### THE EXERCISE
Report how many lines of the following entries include the string "HALLORAN"; respond with the number alone.
========================================
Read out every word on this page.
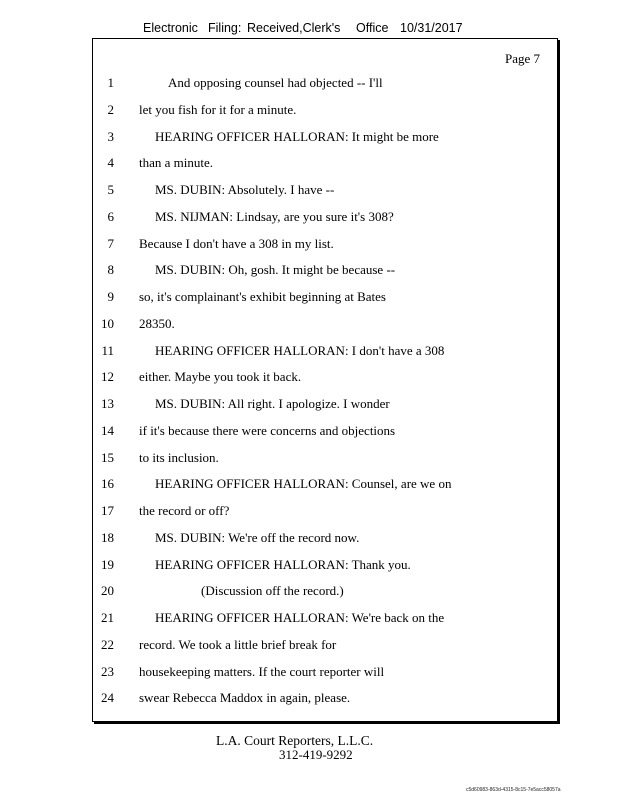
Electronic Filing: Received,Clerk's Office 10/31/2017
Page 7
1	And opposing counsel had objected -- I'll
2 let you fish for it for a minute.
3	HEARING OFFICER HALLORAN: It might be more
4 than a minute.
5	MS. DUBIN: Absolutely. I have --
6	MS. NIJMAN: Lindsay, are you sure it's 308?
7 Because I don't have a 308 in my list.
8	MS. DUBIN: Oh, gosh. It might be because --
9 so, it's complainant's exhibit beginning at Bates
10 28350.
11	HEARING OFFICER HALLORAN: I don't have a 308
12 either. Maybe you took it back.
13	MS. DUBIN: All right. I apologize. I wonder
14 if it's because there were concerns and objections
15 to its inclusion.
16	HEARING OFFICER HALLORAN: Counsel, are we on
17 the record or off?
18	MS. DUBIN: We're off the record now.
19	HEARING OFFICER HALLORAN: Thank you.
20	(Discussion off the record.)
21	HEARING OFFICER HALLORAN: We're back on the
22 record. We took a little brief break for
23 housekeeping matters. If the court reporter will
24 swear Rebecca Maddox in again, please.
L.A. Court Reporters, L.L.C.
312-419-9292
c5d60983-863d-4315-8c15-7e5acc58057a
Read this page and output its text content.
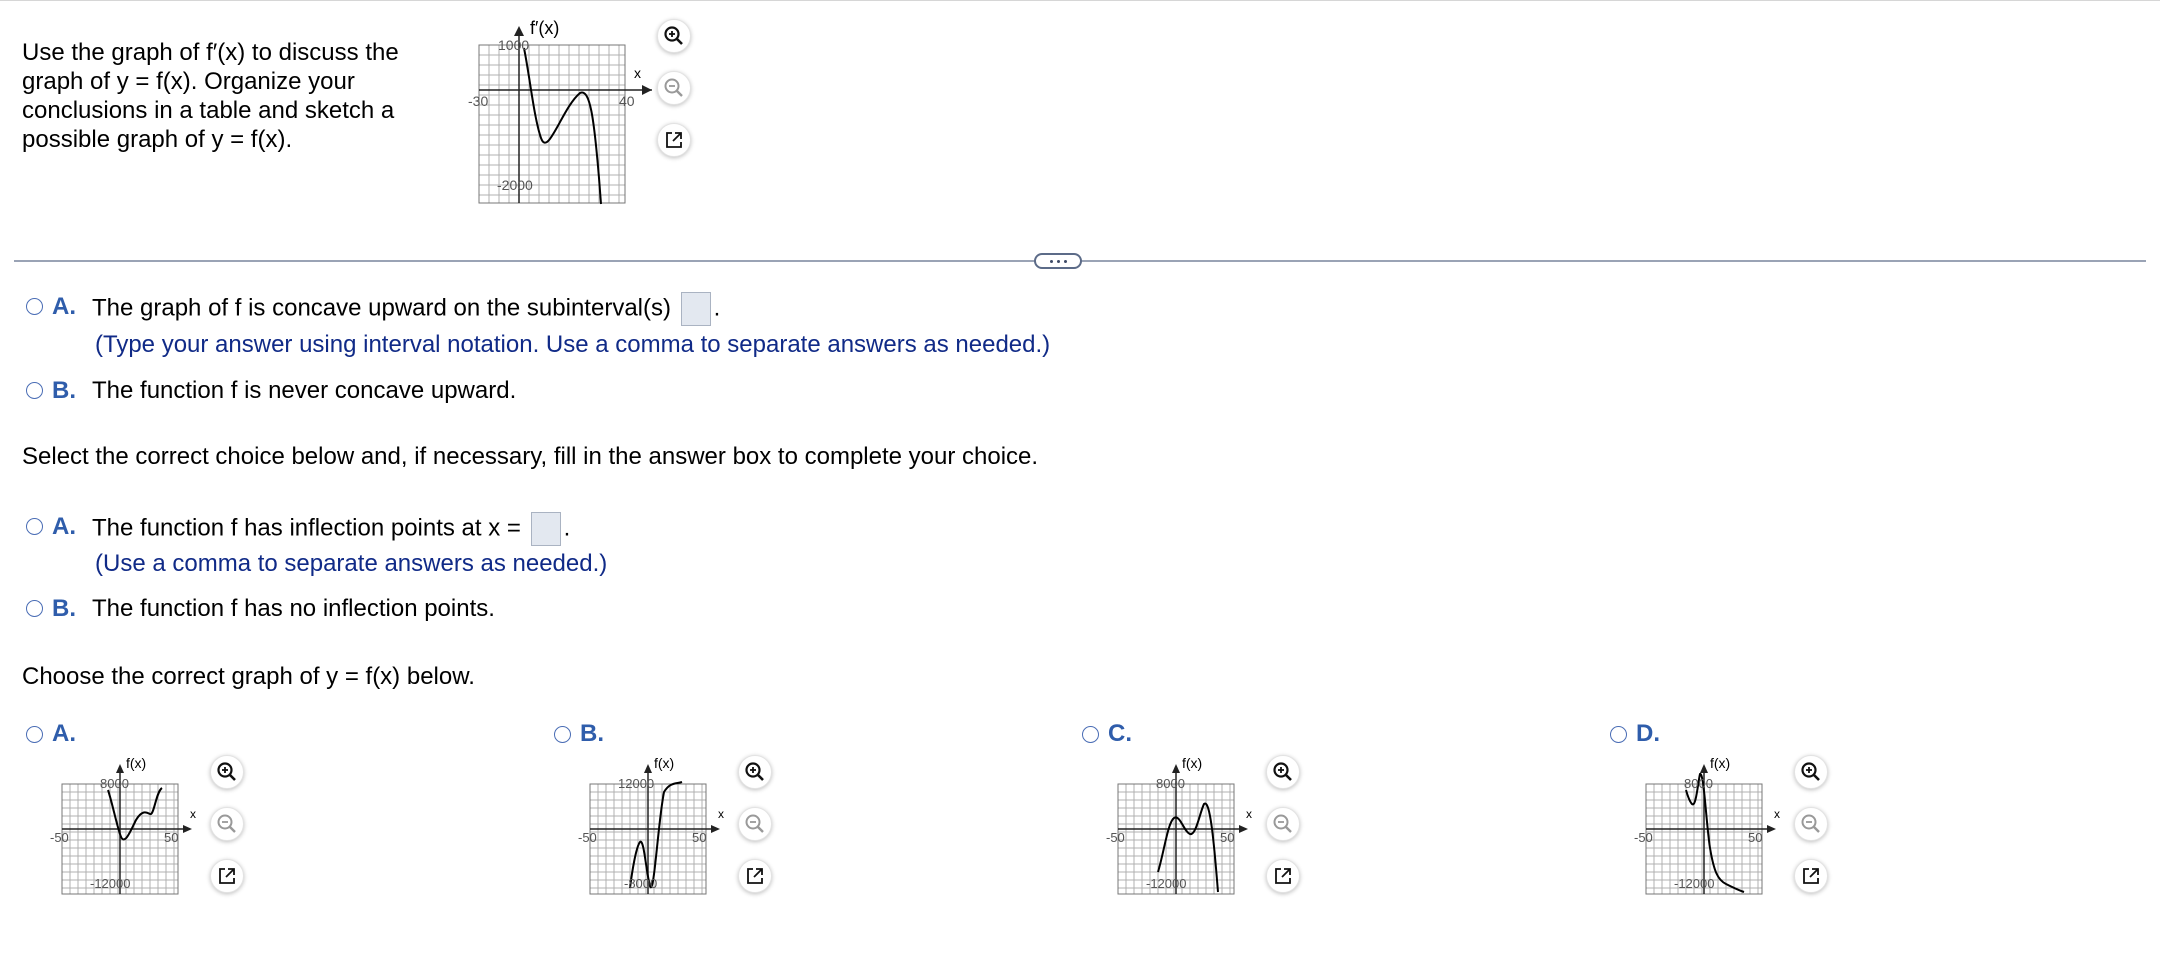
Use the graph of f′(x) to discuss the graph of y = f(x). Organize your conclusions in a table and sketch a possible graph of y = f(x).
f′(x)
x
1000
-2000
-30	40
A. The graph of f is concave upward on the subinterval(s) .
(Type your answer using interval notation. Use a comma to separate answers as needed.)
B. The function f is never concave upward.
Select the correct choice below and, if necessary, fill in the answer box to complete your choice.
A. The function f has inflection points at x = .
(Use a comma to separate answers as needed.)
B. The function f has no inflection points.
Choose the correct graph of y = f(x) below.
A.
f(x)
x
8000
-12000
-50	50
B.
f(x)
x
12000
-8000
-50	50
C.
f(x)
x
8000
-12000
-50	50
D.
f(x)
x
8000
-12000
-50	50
========================================
### TASK ANSWER
5